### Tarefas
[a] Responda a estas perguntas com base no texto sobre Quarup:
(i) Quem é o autor de Quarup?
(ii) Para dirigir o quê Nando foi preparado durante toda a vida?
(iii) Para quem escreve, sobre o que foi Quarup?
[b] Repita fielmente o trecho do texto sobre Quarup, começando em "Essa é uma história" e terminando em "busca do autoconhecimento.".
[c] Diga se cada afirmação concorda com o texto sobre Quarup e cite as palavras que decidem:
(i) O aforismo socrático tem quase dois mil e quinhentos anos.
(ii) Quem escreve acredita que livros trazem uma grande lição.
(iii) Nando sempre teve certeza absoluta de sua missão no mundo.

### Trecho da página
--------------------------------------------------

“Conhece-te a ti mesmo”. É o que diz o
milenar aforismo socrático. Palavras que em quase dois mil e quinhentos anos
não perderam a verdade e a relevância na complexa experiência humana que é o
existir.
Terminei de ler, ontem, um dos
grandes livros da literatura moderna brasileira: Quarup, de Antônio Callado.
Conta a história de Nando, um padre com profundos dilemas existenciais. Durante
toda sua vida foi preparado para dirigir uma prelazia da Igreja Católica entre
os índios do Xingu (que à época do livro, anos 60, eram ainda completamente
selvagens), porém jamais teve a certeza absoluta de que essa era de fato sua
missão no mundo.
Essa é uma história sobre o Brasil.
O Brasil nele mesmo. O Brasil se descobrindo e os brasileiros conhecendo o
Brasil na sua essência de miscigenação, vícios e utopias. Tudo isso
metaforizado na jornada intensa e profunda de Nando em busca do autoconhecimento.
Conhece-te a ti mesmo.
Eu sou dos que acredita que livros
não trazem uma grande mensagem ou algum tipo de lição. Penso que um grande
livro traz uma experiência única para cada pessoa que o lê, uma experiência que
talvez seja completamente diferente de outra pessoa que o leia. Para mim, no
caso de Quarup, foi sobre autoconhecimento. A importância de cada pessoa buscar
seu próprio caminho, sem influência exageradas, expectativas altas demais, sem
planejar tudo minuciosamente e assim não deixar o mínimo de espaço para o
imprevisível.

--------------------------------------------------

### Entradas do conjunto de dados

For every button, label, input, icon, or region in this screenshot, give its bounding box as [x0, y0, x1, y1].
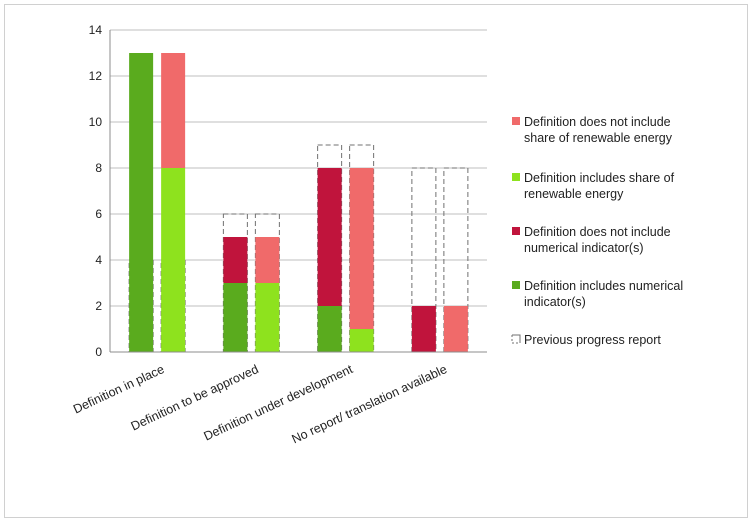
bar-definition-does-not-include-share-of-renewable-energy [444, 306, 468, 352]
legend-item-definition-includes-numerical-indicator-s: Definition includes numerical indicator(s… [512, 279, 683, 309]
legend: Definition does not include share of rene… [512, 115, 683, 347]
bars [129, 53, 468, 352]
bar-definition-does-not-include-share-of-renewable-energy [255, 237, 279, 283]
category-label: No report/ translation available [290, 362, 450, 446]
y-tick-label: 10 [89, 115, 103, 129]
legend-label: Definition includes share of [524, 171, 675, 185]
bar-definition-includes-share-of-renewable-energy [255, 283, 279, 352]
legend-swatch [512, 281, 520, 289]
bar-definition-does-not-include-numerical-indicator-s [318, 168, 342, 306]
legend-swatch [512, 173, 520, 181]
y-tick-label: 2 [95, 299, 102, 313]
bar-definition-includes-numerical-indicator-s [129, 53, 153, 352]
y-tick-labels: 0 2 4 6 8 10 12 14 [89, 23, 103, 359]
category-label: Definition in place [71, 362, 166, 416]
y-tick-label: 6 [95, 207, 102, 221]
legend-label: Definition does not include [524, 115, 671, 129]
legend-label: share of renewable energy [524, 131, 673, 145]
y-tick-label: 14 [89, 23, 103, 37]
bar-definition-does-not-include-share-of-renewable-energy [161, 53, 185, 168]
legend-item-definition-does-not-include-numerical-indicator-s: Definition does not include numerical ind… [512, 225, 671, 255]
bar-definition-includes-share-of-renewable-energy [350, 329, 374, 352]
y-tick-label: 0 [95, 345, 102, 359]
legend-swatch [512, 335, 520, 343]
legend-item-previous-progress-report: Previous progress report [512, 333, 661, 347]
legend-swatch [512, 227, 520, 235]
legend-item-definition-includes-share-of-renewable-energy: Definition includes share of renewable en… [512, 171, 675, 201]
legend-swatch-outline [512, 335, 520, 343]
bar-definition-does-not-include-numerical-indicator-s [412, 306, 436, 352]
bar-definition-does-not-include-share-of-renewable-energy [350, 168, 374, 329]
y-tick-label: 12 [89, 69, 103, 83]
legend-label: numerical indicator(s) [524, 241, 643, 255]
bar-definition-includes-share-of-renewable-energy [161, 168, 185, 352]
legend-label: Previous progress report [524, 333, 661, 347]
y-tick-label: 4 [95, 253, 102, 267]
bar-definition-includes-numerical-indicator-s [223, 283, 247, 352]
legend-label: indicator(s) [524, 295, 586, 309]
category-label: Definition under development [202, 362, 356, 444]
legend-swatch [512, 117, 520, 125]
y-tick-label: 8 [95, 161, 102, 175]
legend-item-definition-does-not-include-share-of-renewable-energy: Definition does not include share of rene… [512, 115, 673, 145]
bar-definition-includes-numerical-indicator-s [318, 306, 342, 352]
legend-label: Definition includes numerical [524, 279, 683, 293]
legend-label: Definition does not include [524, 225, 671, 239]
legend-label: renewable energy [524, 187, 624, 201]
bar-definition-does-not-include-numerical-indicator-s [223, 237, 247, 283]
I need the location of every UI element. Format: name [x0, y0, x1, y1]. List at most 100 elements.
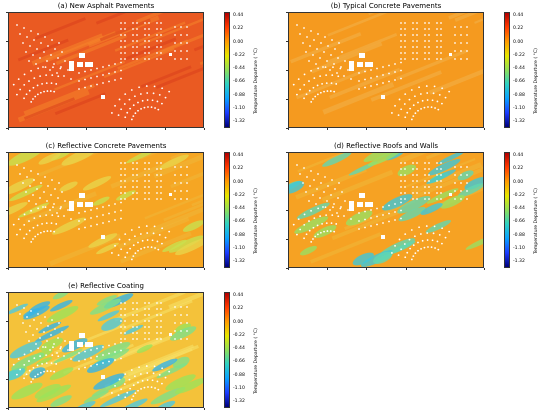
axis-tick — [86, 408, 87, 410]
colorbar-tick: 0.22 — [233, 306, 244, 312]
heatmap-field — [9, 293, 203, 407]
colorbar-tick: -0.66 — [233, 219, 245, 225]
axis-tick — [444, 128, 446, 130]
map-panel: (e) Reflective Coating 0.44 0.22 0.00 -0.22 -… — [6, 282, 274, 412]
axis-tick — [6, 12, 8, 13]
colorbar-tick: -0.66 — [233, 359, 245, 365]
colorbar-tick: -1.32 — [233, 119, 245, 124]
map-panel: (b) Typical Concrete Pavements 0.44 0.22 0.… — [286, 2, 550, 132]
axis-tick — [366, 128, 367, 130]
axis-tick — [6, 210, 8, 211]
colorbar-tick: -0.44 — [233, 206, 245, 211]
axis-tick — [6, 70, 8, 71]
heatmap-field — [289, 13, 483, 127]
colorbar-tick: -0.88 — [513, 92, 525, 98]
axis-tick — [125, 408, 127, 410]
axis-tick — [286, 128, 288, 129]
heatmap-field — [9, 13, 203, 127]
colorbar-tick: -1.10 — [233, 105, 245, 111]
map-panel: (d) Reflective Roofs and Walls 0.44 0.22 0.… — [286, 142, 550, 272]
axis-tick — [327, 268, 328, 270]
colorbar-tick: 0.44 — [513, 13, 524, 18]
colorbar-tick: -1.32 — [233, 259, 245, 264]
colorbar-tick: 0.00 — [233, 179, 244, 185]
temperature-map — [288, 12, 484, 128]
axis-tick — [6, 350, 8, 351]
colorbar-tick: -0.66 — [233, 79, 245, 85]
axis-tick — [164, 408, 166, 410]
axis-tick — [6, 128, 8, 129]
axis-tick — [366, 268, 367, 270]
axis-tick — [204, 268, 205, 270]
colorbar-label: Temperature Departure ( °C) — [534, 48, 539, 115]
colorbar-tick: 0.44 — [233, 293, 244, 298]
colorbar-tick: -0.88 — [233, 92, 245, 98]
heatmap-field — [289, 153, 483, 267]
colorbar-tick: -1.32 — [513, 119, 525, 124]
axis-tick — [204, 128, 205, 130]
axis-tick — [286, 210, 288, 211]
colorbar-tick: 0.00 — [513, 179, 524, 185]
colorbar-tick: -0.22 — [513, 52, 525, 58]
colorbar-tick: 0.22 — [513, 166, 524, 172]
colorbar-label: Temperature Departure ( °C) — [254, 188, 259, 255]
colorbar-tick: 0.22 — [233, 166, 244, 172]
axis-tick — [125, 128, 127, 130]
colorbar-tick: 0.00 — [513, 39, 524, 45]
axis-tick — [6, 321, 8, 322]
colorbar-tick: -1.32 — [513, 259, 525, 264]
axis-tick — [6, 181, 8, 182]
axis-tick — [125, 268, 127, 270]
temperature-map — [288, 152, 484, 268]
panel-title: (a) New Asphalt Pavements — [57, 2, 155, 10]
axis-tick — [6, 239, 8, 240]
axis-tick — [164, 128, 166, 130]
axis-tick — [286, 152, 288, 153]
colorbar-tick: -0.88 — [233, 372, 245, 378]
heatmap-field — [9, 153, 203, 267]
axis-tick — [6, 152, 8, 153]
axis-tick — [444, 268, 446, 270]
colorbar — [504, 152, 510, 268]
colorbar-tick: -0.88 — [513, 232, 525, 238]
axis-tick — [47, 128, 48, 130]
axis-tick — [286, 99, 288, 100]
axis-tick — [8, 128, 9, 130]
colorbar-tick: 0.22 — [513, 26, 524, 32]
colorbar-label: Temperature Departure ( °C) — [534, 188, 539, 255]
colorbar-tick: 0.22 — [233, 26, 244, 32]
axis-tick — [286, 181, 288, 182]
axis-tick — [86, 128, 87, 130]
colorbar-tick: 0.00 — [233, 39, 244, 45]
axis-tick — [288, 268, 289, 270]
axis-tick — [47, 408, 48, 410]
axis-tick — [405, 268, 407, 270]
axis-tick — [286, 12, 288, 13]
axis-tick — [6, 379, 8, 380]
panel-title: (e) Reflective Coating — [68, 282, 144, 290]
axis-tick — [6, 99, 8, 100]
axis-tick — [327, 128, 328, 130]
axis-tick — [405, 128, 407, 130]
colorbar-tick: 0.44 — [513, 153, 524, 158]
axis-tick — [484, 128, 485, 130]
axis-tick — [8, 268, 9, 270]
temperature-map — [8, 152, 204, 268]
axis-tick — [484, 268, 485, 270]
axis-tick — [6, 268, 8, 269]
axis-tick — [8, 408, 9, 410]
colorbar — [224, 292, 230, 408]
colorbar-label: Temperature Departure ( °C) — [254, 328, 259, 395]
colorbar-tick: 0.00 — [233, 319, 244, 325]
colorbar-tick: -1.10 — [233, 245, 245, 251]
axis-tick — [47, 268, 48, 270]
colorbar-tick: -0.66 — [513, 79, 525, 85]
axis-tick — [86, 268, 87, 270]
axis-tick — [286, 268, 288, 269]
axis-tick — [286, 41, 288, 42]
colorbar-tick: -0.22 — [233, 192, 245, 198]
colorbar-tick: -1.32 — [233, 399, 245, 404]
panel-title: (d) Reflective Roofs and Walls — [333, 142, 439, 150]
colorbar-tick: -1.10 — [233, 385, 245, 391]
colorbar — [224, 152, 230, 268]
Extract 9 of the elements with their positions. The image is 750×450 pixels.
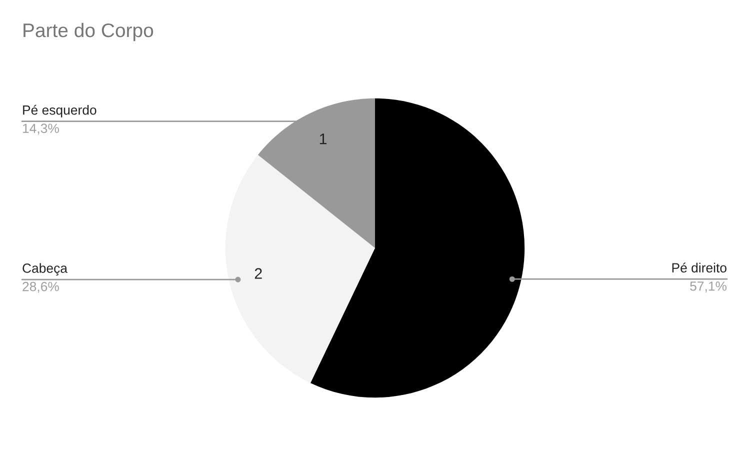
data-label: 14,3% — [23, 124, 59, 135]
text: 2 — [254, 268, 262, 279]
text: 1 — [320, 134, 327, 144]
data-label: 57,1% — [690, 282, 727, 292]
chart-title: Parte do Corpo — [24, 22, 154, 42]
slice-label: Pé esquerdo — [23, 104, 96, 118]
slice-label: Cabeça — [22, 263, 68, 276]
data-label: 28,6% — [22, 282, 59, 293]
slice-label: Pé direito — [672, 262, 726, 272]
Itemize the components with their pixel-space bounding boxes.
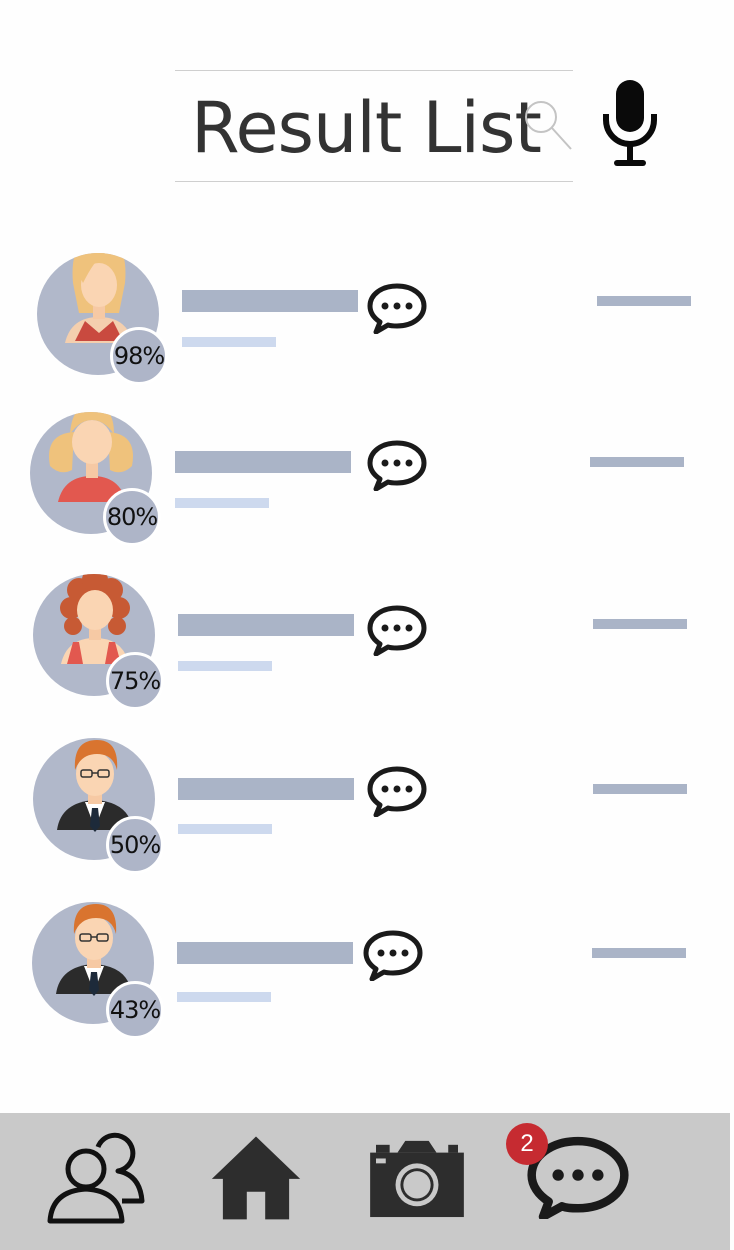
result-meta [590, 457, 684, 467]
chat-icon[interactable] [366, 765, 428, 817]
match-percentage: 43% [106, 981, 164, 1039]
result-detail [175, 498, 269, 508]
woman-curly-avatar[interactable] [33, 574, 155, 696]
microphone-icon[interactable] [600, 78, 660, 170]
result-name [175, 451, 351, 473]
chat-icon[interactable] [366, 282, 428, 334]
result-meta [593, 619, 687, 629]
woman-blonde-avatar[interactable] [37, 253, 159, 375]
chat-icon[interactable] [526, 1135, 630, 1219]
match-percentage: 98% [110, 327, 168, 385]
search-text: Result List [191, 87, 542, 169]
search-box[interactable]: Result List [175, 70, 573, 182]
result-meta [597, 296, 691, 306]
result-detail [177, 992, 271, 1002]
result-row[interactable]: 80% [0, 381, 734, 546]
result-name [178, 614, 354, 636]
chat-icon[interactable] [366, 604, 428, 656]
match-percentage: 50% [106, 816, 164, 874]
result-row[interactable]: 43% [0, 872, 734, 1039]
home-icon[interactable] [210, 1131, 302, 1223]
bottom-nav [0, 1113, 730, 1250]
result-row[interactable]: 75% [0, 545, 734, 710]
result-name [182, 290, 358, 312]
result-detail [178, 661, 272, 671]
chat-icon[interactable] [366, 439, 428, 491]
result-meta [592, 948, 686, 958]
result-name [177, 942, 353, 964]
chat-icon[interactable] [362, 929, 424, 981]
match-percentage: 75% [106, 652, 164, 710]
notification-badge: 2 [506, 1123, 548, 1165]
camera-icon[interactable] [368, 1137, 466, 1219]
result-detail [182, 337, 276, 347]
match-percentage: 80% [103, 488, 161, 546]
man-glasses-avatar[interactable] [32, 902, 154, 1024]
result-row[interactable]: 98% [0, 220, 734, 385]
result-name [178, 778, 354, 800]
contacts-icon[interactable] [46, 1127, 146, 1227]
search-icon[interactable] [521, 97, 573, 151]
result-detail [178, 824, 272, 834]
result-meta [593, 784, 687, 794]
result-row[interactable]: 50% [0, 708, 734, 874]
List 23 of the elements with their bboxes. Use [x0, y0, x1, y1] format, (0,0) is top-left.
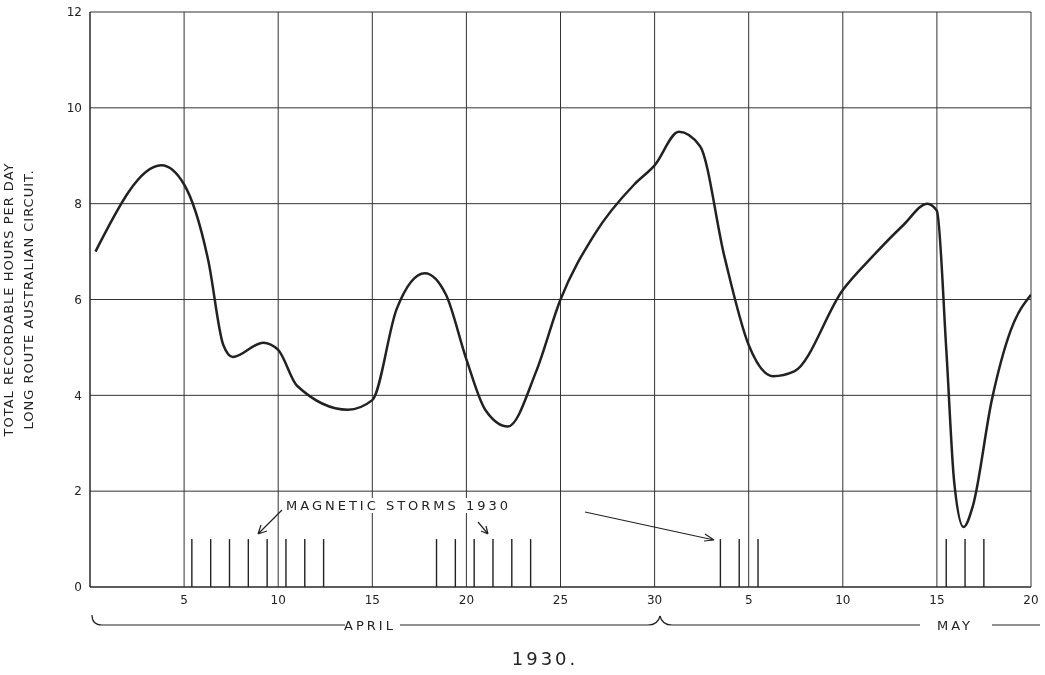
x-tick-label: 25	[552, 592, 569, 607]
x-tick-label: 15	[364, 592, 380, 607]
x-tick-label: 20	[1023, 592, 1039, 607]
y-tick-label: 10	[66, 101, 82, 116]
y-tick-label: 2	[74, 484, 82, 499]
y-axis-title: TOTAL RECORDABLE HOURS PER DAY LONG ROUTE AUSTRALIAN CIRCUIT.	[1, 162, 36, 438]
x-tick-label: 15	[929, 592, 945, 607]
y-tick-label: 6	[74, 292, 82, 307]
x-tick-label: 20	[458, 592, 475, 607]
text: APRIL	[343, 618, 397, 633]
x-tick-label: 5	[744, 592, 753, 607]
line-series	[94, 130, 1031, 529]
x-tick-label: 10	[270, 592, 286, 607]
y-tick-label: 0	[74, 580, 82, 595]
y-tick-label: 12	[66, 5, 82, 20]
y-tick-label: 8	[74, 196, 82, 211]
text: 1930.	[510, 648, 580, 669]
annotation: MAGNETIC STORMS 1930	[284, 498, 514, 513]
x-tick-label: 10	[835, 592, 851, 607]
text: MAY	[936, 618, 974, 633]
x-tick-label: 5	[180, 592, 188, 607]
y-tick-label: 4	[74, 388, 82, 403]
x-tick-label: 30	[646, 592, 663, 607]
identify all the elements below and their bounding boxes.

--------------------------------------------------

### Respostas
[a]
(i) Antônio Callado.
(ii) Uma prelazia da Igreja Católica entre os índios do Xingu.
(iii) Sobre autoconhecimento.

[b]
Essa é uma história sobre o Brasil.
O Brasil nele mesmo. O Brasil se descobrindo e os brasileiros conhecendo o
Brasil na sua essência de miscigenação, vícios e utopias. Tudo isso
metaforizado na jornada intensa e profunda de Nando em busca do autoconhecimento.

[c]
(i) Sim: "Palavras que em quase dois mil e quinhentos anos não perderam a verdade e a relevância"
(ii) Não: "Eu sou dos que acredita que livros não trazem uma grande mensagem ou algum tipo de lição."
(iii) Não: "porém jamais teve a certeza absoluta de que essa era de fato sua missão no mundo"